**Given instruction:** State the number of lines with the string "Energy" in them, and nothing else.

**Records supplied:**
## Begin
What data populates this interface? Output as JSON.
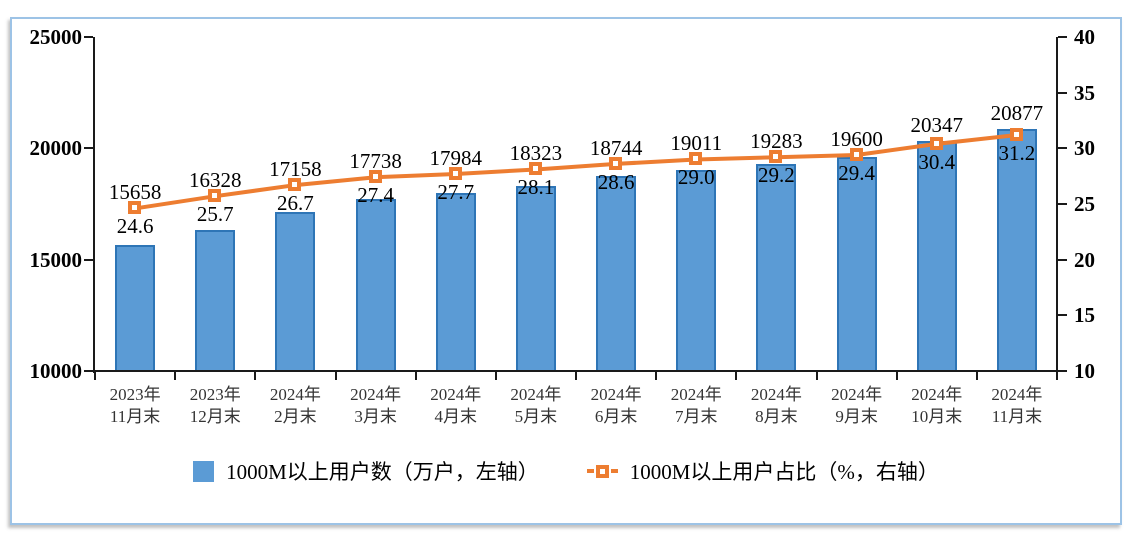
{
  "chart_data": {
    "type": "bar+line combo",
    "title": "",
    "categories": [
      "2023年\n11月末",
      "2023年\n12月末",
      "2024年\n2月末",
      "2024年\n3月末",
      "2024年\n4月末",
      "2024年\n5月末",
      "2024年\n6月末",
      "2024年\n7月末",
      "2024年\n8月末",
      "2024年\n9月末",
      "2024年\n10月末",
      "2024年\n11月末"
    ],
    "series": [
      {
        "name": "1000M以上用户数（万户，左轴）",
        "type": "bar",
        "axis": "left",
        "color": "#5B9BD5",
        "border_color": "#2E75B6",
        "values": [
          15658,
          16328,
          17158,
          17738,
          17984,
          18323,
          18744,
          19011,
          19283,
          19600,
          20347,
          20877
        ]
      },
      {
        "name": "1000M以上用户占比（%，右轴）",
        "type": "line",
        "axis": "right",
        "color": "#ED7D31",
        "marker": "hollow-square",
        "values": [
          24.6,
          25.7,
          26.7,
          27.4,
          27.7,
          28.1,
          28.6,
          29.0,
          29.2,
          29.4,
          30.4,
          31.2
        ]
      }
    ],
    "value_label_format": {
      "line_decimals": 1
    },
    "axes": {
      "left": {
        "min": 10000,
        "max": 25000,
        "step": 5000,
        "ticks": [
          10000,
          15000,
          20000,
          25000
        ]
      },
      "right": {
        "min": 10,
        "max": 40,
        "step": 5,
        "ticks": [
          10,
          15,
          20,
          25,
          30,
          35,
          40
        ]
      }
    },
    "grid": false,
    "legend_position": "bottom",
    "frame_color": "#9DC3E6",
    "axis_color": "#1a1a1a"
  }
}
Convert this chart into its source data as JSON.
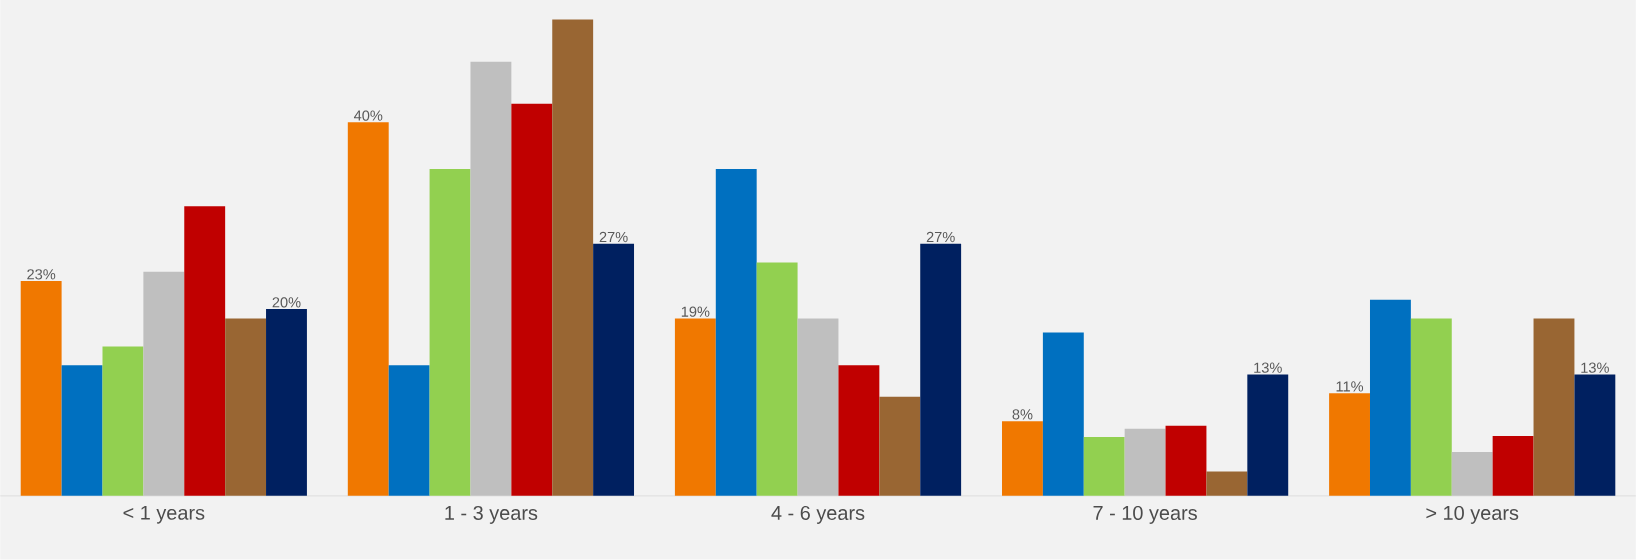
{
  "chart_data": {
    "type": "bar",
    "categories": [
      "< 1 years",
      "1 - 3 years",
      "4 - 6 years",
      "7 - 10 years",
      "> 10 years"
    ],
    "series": [
      {
        "color": "#f07800",
        "values": [
          23,
          40,
          19,
          8,
          11
        ],
        "value_labels": [
          "23%",
          "40%",
          "19%",
          "8%",
          "11%"
        ]
      },
      {
        "color": "#0070c0",
        "values": [
          14,
          14,
          35,
          17.5,
          21
        ]
      },
      {
        "color": "#92d050",
        "values": [
          16,
          35,
          25,
          6.3,
          19
        ]
      },
      {
        "color": "#bfbfbf",
        "values": [
          24,
          46.5,
          19,
          7.2,
          4.7
        ]
      },
      {
        "color": "#c00000",
        "values": [
          31,
          42,
          14,
          7.5,
          6.4
        ]
      },
      {
        "color": "#996633",
        "values": [
          19,
          51,
          10.6,
          2.6,
          19
        ]
      },
      {
        "color": "#002060",
        "values": [
          20,
          27,
          27,
          13,
          13
        ],
        "value_labels": [
          "20%",
          "27%",
          "27%",
          "13%",
          "13%"
        ]
      }
    ]
  }
}
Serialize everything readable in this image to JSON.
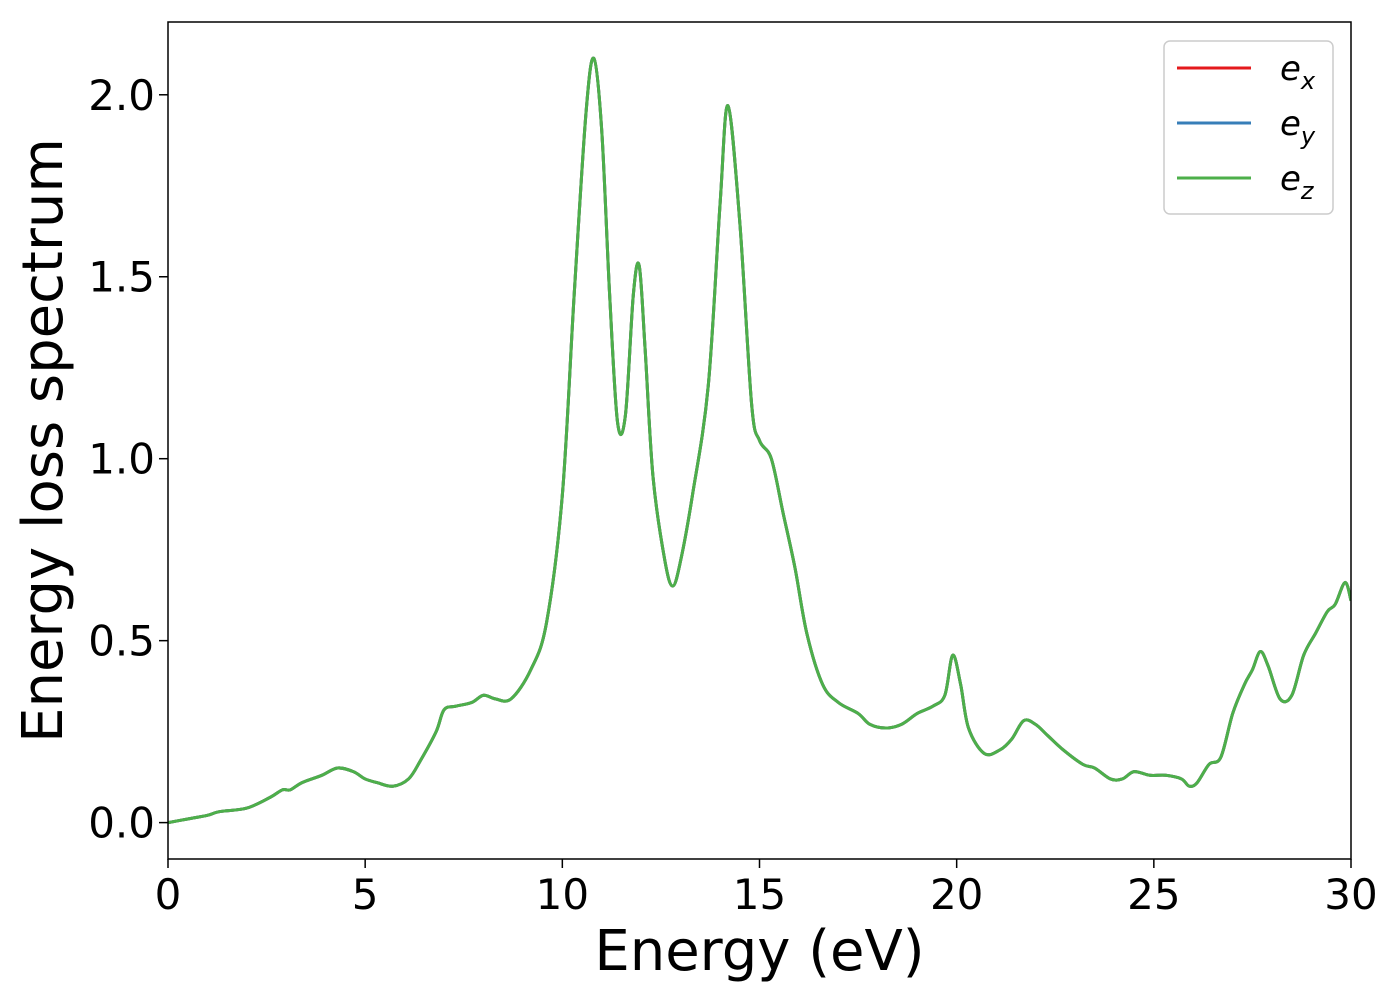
{
  "chart_data": {
    "type": "line",
    "title": "",
    "xlabel": "Energy (eV)",
    "ylabel": "Energy loss spectrum",
    "xlim": [
      0,
      30
    ],
    "ylim": [
      -0.1,
      2.2
    ],
    "xticks": [
      0,
      5,
      10,
      15,
      20,
      25,
      30
    ],
    "xtick_labels": [
      "0",
      "5",
      "10",
      "15",
      "20",
      "25",
      "30"
    ],
    "yticks": [
      0.0,
      0.5,
      1.0,
      1.5,
      2.0
    ],
    "ytick_labels": [
      "0.0",
      "0.5",
      "1.0",
      "1.5",
      "2.0"
    ],
    "grid": false,
    "legend_position": "top-right",
    "x": [
      0,
      0.5,
      1.0,
      1.3,
      2.0,
      2.6,
      2.9,
      3.1,
      3.4,
      3.9,
      4.3,
      4.7,
      5.0,
      5.3,
      5.7,
      6.1,
      6.4,
      6.8,
      7.0,
      7.3,
      7.7,
      8.0,
      8.3,
      8.7,
      9.2,
      9.6,
      10.0,
      10.3,
      10.6,
      10.8,
      11.0,
      11.2,
      11.4,
      11.6,
      11.8,
      11.95,
      12.1,
      12.3,
      12.6,
      12.8,
      13.0,
      13.3,
      13.7,
      14.0,
      14.2,
      14.5,
      14.8,
      15.0,
      15.3,
      15.6,
      15.9,
      16.2,
      16.6,
      17.0,
      17.5,
      17.8,
      18.2,
      18.6,
      19.0,
      19.4,
      19.7,
      19.9,
      20.1,
      20.3,
      20.7,
      21.1,
      21.4,
      21.7,
      22.0,
      22.3,
      22.7,
      23.2,
      23.5,
      23.9,
      24.2,
      24.5,
      24.9,
      25.3,
      25.7,
      25.9,
      26.1,
      26.4,
      26.7,
      27.0,
      27.3,
      27.5,
      27.7,
      27.9,
      28.2,
      28.5,
      28.8,
      29.1,
      29.4,
      29.6,
      29.85,
      30.0
    ],
    "series": [
      {
        "name": "e_x",
        "color": "#e41a1c",
        "y": [
          0.0,
          0.01,
          0.02,
          0.03,
          0.04,
          0.07,
          0.09,
          0.09,
          0.11,
          0.13,
          0.15,
          0.14,
          0.12,
          0.11,
          0.1,
          0.12,
          0.17,
          0.25,
          0.31,
          0.32,
          0.33,
          0.35,
          0.34,
          0.34,
          0.42,
          0.55,
          0.9,
          1.45,
          1.95,
          2.1,
          1.9,
          1.45,
          1.1,
          1.12,
          1.45,
          1.53,
          1.3,
          0.95,
          0.72,
          0.65,
          0.72,
          0.9,
          1.2,
          1.7,
          1.97,
          1.65,
          1.15,
          1.05,
          1.0,
          0.85,
          0.7,
          0.52,
          0.38,
          0.33,
          0.3,
          0.27,
          0.26,
          0.27,
          0.3,
          0.32,
          0.35,
          0.46,
          0.38,
          0.26,
          0.19,
          0.2,
          0.23,
          0.28,
          0.27,
          0.24,
          0.2,
          0.16,
          0.15,
          0.12,
          0.12,
          0.14,
          0.13,
          0.13,
          0.12,
          0.1,
          0.11,
          0.16,
          0.18,
          0.3,
          0.38,
          0.42,
          0.47,
          0.43,
          0.34,
          0.35,
          0.46,
          0.52,
          0.58,
          0.6,
          0.66,
          0.61
        ]
      },
      {
        "name": "e_y",
        "color": "#377eb8",
        "y": [
          0.0,
          0.01,
          0.02,
          0.03,
          0.04,
          0.07,
          0.09,
          0.09,
          0.11,
          0.13,
          0.15,
          0.14,
          0.12,
          0.11,
          0.1,
          0.12,
          0.17,
          0.25,
          0.31,
          0.32,
          0.33,
          0.35,
          0.34,
          0.34,
          0.42,
          0.55,
          0.9,
          1.45,
          1.95,
          2.1,
          1.9,
          1.45,
          1.1,
          1.12,
          1.45,
          1.53,
          1.3,
          0.95,
          0.72,
          0.65,
          0.72,
          0.9,
          1.2,
          1.7,
          1.97,
          1.65,
          1.15,
          1.05,
          1.0,
          0.85,
          0.7,
          0.52,
          0.38,
          0.33,
          0.3,
          0.27,
          0.26,
          0.27,
          0.3,
          0.32,
          0.35,
          0.46,
          0.38,
          0.26,
          0.19,
          0.2,
          0.23,
          0.28,
          0.27,
          0.24,
          0.2,
          0.16,
          0.15,
          0.12,
          0.12,
          0.14,
          0.13,
          0.13,
          0.12,
          0.1,
          0.11,
          0.16,
          0.18,
          0.3,
          0.38,
          0.42,
          0.47,
          0.43,
          0.34,
          0.35,
          0.46,
          0.52,
          0.58,
          0.6,
          0.66,
          0.61
        ]
      },
      {
        "name": "e_z",
        "color": "#4daf4a",
        "y": [
          0.0,
          0.01,
          0.02,
          0.03,
          0.04,
          0.07,
          0.09,
          0.09,
          0.11,
          0.13,
          0.15,
          0.14,
          0.12,
          0.11,
          0.1,
          0.12,
          0.17,
          0.25,
          0.31,
          0.32,
          0.33,
          0.35,
          0.34,
          0.34,
          0.42,
          0.55,
          0.9,
          1.45,
          1.95,
          2.1,
          1.9,
          1.45,
          1.1,
          1.12,
          1.45,
          1.53,
          1.3,
          0.95,
          0.72,
          0.65,
          0.72,
          0.9,
          1.2,
          1.7,
          1.97,
          1.65,
          1.15,
          1.05,
          1.0,
          0.85,
          0.7,
          0.52,
          0.38,
          0.33,
          0.3,
          0.27,
          0.26,
          0.27,
          0.3,
          0.32,
          0.35,
          0.46,
          0.38,
          0.26,
          0.19,
          0.2,
          0.23,
          0.28,
          0.27,
          0.24,
          0.2,
          0.16,
          0.15,
          0.12,
          0.12,
          0.14,
          0.13,
          0.13,
          0.12,
          0.1,
          0.11,
          0.16,
          0.18,
          0.3,
          0.38,
          0.42,
          0.47,
          0.43,
          0.34,
          0.35,
          0.46,
          0.52,
          0.58,
          0.6,
          0.66,
          0.61
        ]
      }
    ],
    "legend": [
      {
        "base": "e",
        "sub": "x",
        "color": "#e41a1c"
      },
      {
        "base": "e",
        "sub": "y",
        "color": "#377eb8"
      },
      {
        "base": "e",
        "sub": "z",
        "color": "#4daf4a"
      }
    ]
  }
}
## End
**Solution to the problem:** 2